[TASK TO COMPLETE] Tell how many lines have the string "data" in them, and write nothing besides the number.

[THE INPUT]
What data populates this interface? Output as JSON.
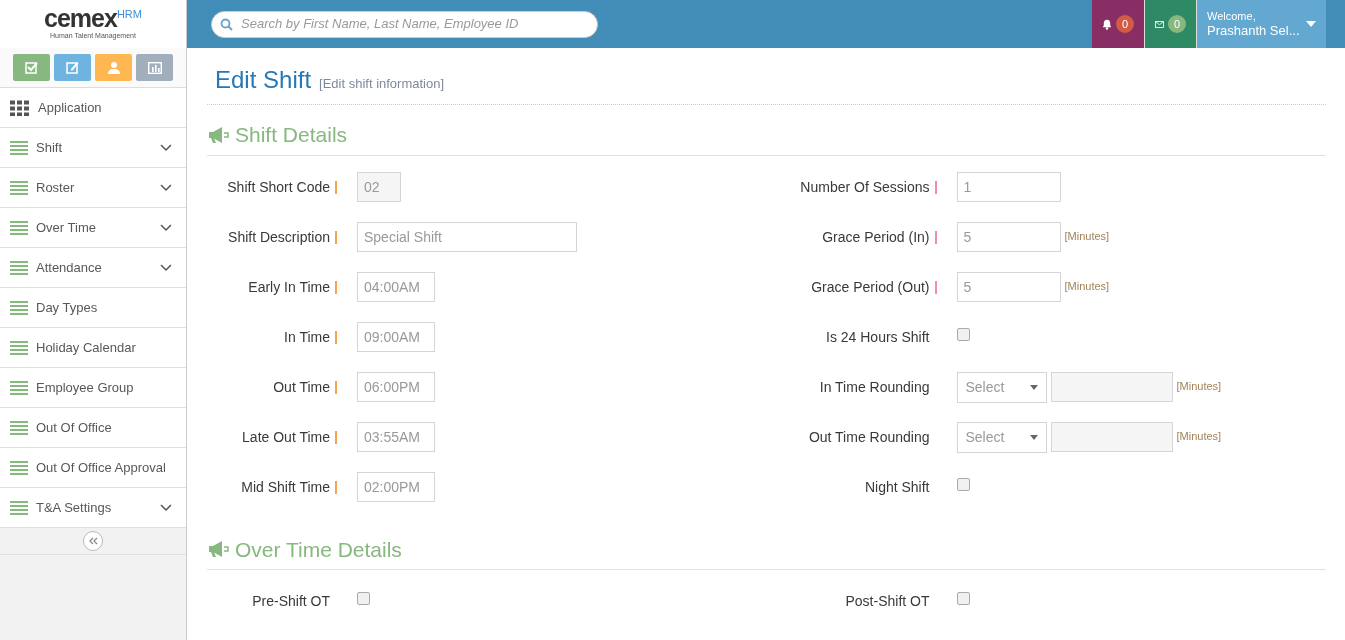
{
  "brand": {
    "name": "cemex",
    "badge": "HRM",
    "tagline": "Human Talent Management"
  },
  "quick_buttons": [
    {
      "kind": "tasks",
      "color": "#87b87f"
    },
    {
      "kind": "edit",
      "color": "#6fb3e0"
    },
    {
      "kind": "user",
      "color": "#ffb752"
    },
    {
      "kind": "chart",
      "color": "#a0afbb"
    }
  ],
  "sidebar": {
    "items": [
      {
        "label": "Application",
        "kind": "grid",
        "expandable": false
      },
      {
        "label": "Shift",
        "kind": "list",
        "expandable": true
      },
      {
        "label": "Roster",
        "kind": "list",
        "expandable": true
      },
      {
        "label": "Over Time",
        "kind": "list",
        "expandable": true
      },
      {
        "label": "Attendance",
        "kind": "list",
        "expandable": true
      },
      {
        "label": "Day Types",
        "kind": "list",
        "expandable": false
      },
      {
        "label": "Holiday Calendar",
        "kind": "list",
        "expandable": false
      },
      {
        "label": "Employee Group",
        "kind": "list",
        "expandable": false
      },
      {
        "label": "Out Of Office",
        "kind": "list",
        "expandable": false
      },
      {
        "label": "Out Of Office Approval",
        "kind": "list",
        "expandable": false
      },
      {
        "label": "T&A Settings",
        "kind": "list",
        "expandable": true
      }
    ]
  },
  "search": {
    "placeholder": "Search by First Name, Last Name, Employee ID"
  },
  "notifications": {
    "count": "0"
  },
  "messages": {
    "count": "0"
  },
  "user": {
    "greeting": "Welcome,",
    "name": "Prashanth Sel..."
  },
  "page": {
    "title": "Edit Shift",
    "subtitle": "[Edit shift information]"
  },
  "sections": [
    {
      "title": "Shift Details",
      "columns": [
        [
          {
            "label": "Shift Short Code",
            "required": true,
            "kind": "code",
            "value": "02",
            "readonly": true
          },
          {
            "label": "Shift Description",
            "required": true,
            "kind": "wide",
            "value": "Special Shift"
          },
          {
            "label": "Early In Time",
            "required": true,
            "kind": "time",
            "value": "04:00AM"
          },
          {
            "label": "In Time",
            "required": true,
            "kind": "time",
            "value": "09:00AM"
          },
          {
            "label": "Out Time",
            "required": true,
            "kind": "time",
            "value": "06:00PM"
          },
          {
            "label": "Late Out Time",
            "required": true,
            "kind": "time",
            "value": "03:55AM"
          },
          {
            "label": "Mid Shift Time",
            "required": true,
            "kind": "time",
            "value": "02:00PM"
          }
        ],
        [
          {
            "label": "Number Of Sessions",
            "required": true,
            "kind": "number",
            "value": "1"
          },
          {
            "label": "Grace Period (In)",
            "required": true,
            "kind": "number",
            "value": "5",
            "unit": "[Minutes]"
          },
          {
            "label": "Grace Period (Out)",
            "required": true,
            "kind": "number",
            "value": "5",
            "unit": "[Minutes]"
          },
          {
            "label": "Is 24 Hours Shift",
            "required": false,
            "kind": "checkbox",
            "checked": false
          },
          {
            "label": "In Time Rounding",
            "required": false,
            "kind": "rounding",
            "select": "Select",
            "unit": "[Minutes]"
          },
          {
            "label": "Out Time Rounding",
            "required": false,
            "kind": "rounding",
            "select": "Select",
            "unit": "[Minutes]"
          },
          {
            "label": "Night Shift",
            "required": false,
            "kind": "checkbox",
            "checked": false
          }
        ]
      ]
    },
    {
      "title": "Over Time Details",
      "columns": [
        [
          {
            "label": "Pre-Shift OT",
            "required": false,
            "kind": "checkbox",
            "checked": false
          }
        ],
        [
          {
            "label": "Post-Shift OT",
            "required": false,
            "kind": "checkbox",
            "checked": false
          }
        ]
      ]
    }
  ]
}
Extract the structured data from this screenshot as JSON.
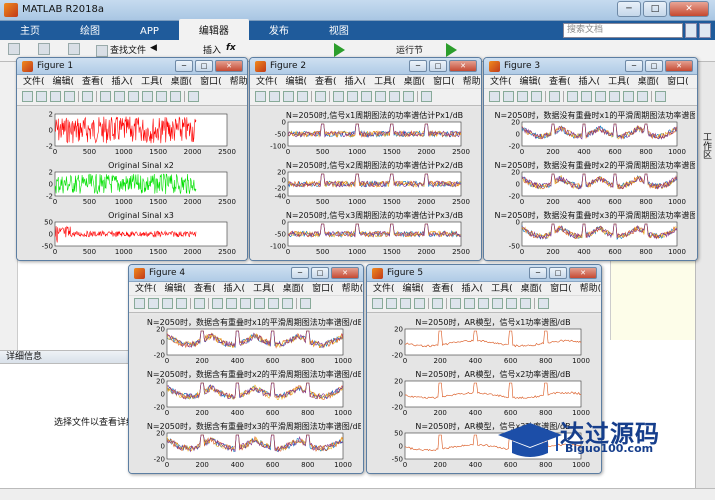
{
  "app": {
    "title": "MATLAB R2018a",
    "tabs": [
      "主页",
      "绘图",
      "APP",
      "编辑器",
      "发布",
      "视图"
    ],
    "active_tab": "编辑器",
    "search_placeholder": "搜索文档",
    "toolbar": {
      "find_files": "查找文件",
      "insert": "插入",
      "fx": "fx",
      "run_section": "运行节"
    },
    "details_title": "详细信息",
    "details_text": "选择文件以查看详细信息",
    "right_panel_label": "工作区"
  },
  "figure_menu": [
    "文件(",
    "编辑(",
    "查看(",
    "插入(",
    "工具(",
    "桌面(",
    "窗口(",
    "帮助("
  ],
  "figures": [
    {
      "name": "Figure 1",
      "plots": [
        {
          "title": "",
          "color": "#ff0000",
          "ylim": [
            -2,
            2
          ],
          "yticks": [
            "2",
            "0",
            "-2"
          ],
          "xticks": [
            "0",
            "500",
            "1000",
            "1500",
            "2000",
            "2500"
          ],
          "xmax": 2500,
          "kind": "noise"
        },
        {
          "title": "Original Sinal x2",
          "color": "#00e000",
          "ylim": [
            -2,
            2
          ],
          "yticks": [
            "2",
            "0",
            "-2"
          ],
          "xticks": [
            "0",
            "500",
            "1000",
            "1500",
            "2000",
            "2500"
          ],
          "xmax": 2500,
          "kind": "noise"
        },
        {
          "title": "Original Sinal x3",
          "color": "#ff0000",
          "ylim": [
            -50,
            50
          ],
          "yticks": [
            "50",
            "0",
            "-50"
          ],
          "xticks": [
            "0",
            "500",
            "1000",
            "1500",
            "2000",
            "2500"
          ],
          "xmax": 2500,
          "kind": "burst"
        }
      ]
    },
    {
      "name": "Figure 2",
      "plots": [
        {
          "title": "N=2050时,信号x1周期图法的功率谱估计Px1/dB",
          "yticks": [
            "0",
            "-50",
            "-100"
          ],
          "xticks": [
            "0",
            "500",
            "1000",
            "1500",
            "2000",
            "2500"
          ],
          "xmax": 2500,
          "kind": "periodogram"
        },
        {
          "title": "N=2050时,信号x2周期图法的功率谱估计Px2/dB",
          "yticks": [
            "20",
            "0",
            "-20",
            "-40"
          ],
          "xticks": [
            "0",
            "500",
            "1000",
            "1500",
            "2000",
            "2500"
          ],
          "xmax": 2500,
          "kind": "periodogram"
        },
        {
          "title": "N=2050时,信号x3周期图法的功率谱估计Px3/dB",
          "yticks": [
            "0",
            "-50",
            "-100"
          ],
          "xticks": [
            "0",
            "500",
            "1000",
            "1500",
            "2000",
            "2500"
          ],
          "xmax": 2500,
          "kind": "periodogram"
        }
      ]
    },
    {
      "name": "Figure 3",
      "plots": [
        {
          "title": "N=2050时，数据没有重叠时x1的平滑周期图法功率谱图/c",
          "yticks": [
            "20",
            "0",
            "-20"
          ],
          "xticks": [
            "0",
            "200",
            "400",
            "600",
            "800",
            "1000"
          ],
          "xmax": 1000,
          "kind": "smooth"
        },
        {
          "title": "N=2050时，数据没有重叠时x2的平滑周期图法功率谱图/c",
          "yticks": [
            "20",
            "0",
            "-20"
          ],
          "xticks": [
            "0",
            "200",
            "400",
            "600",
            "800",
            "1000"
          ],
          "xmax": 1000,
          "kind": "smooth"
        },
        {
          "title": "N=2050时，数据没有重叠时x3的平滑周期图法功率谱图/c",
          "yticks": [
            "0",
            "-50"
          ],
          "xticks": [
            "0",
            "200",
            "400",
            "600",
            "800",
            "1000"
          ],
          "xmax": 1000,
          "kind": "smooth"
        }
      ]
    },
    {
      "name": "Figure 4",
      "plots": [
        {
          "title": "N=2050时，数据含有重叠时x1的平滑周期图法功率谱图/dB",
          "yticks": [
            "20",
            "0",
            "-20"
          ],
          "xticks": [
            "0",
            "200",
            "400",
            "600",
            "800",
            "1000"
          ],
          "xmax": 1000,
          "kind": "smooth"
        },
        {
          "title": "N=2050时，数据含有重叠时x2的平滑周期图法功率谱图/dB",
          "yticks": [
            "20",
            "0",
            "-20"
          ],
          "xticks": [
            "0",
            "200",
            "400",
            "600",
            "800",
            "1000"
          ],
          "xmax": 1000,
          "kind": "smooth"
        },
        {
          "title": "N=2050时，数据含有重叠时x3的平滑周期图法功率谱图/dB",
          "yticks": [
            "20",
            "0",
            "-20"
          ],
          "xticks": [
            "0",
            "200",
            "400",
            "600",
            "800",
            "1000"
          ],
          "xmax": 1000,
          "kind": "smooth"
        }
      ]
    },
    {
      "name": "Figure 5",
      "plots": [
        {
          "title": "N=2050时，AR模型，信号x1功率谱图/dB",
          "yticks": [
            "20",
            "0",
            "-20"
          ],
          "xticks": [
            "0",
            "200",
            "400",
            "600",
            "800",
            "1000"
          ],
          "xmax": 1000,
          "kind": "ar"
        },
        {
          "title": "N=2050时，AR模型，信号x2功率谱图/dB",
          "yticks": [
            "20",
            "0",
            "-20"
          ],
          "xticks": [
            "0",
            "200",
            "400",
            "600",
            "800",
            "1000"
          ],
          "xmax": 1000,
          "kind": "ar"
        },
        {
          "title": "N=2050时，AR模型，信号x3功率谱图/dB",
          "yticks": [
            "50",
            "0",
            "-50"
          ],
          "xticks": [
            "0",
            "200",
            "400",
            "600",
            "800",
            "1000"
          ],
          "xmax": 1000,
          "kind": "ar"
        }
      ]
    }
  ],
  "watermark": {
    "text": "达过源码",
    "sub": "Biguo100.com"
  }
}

[RESULT FOR THIS EXERCISE] 2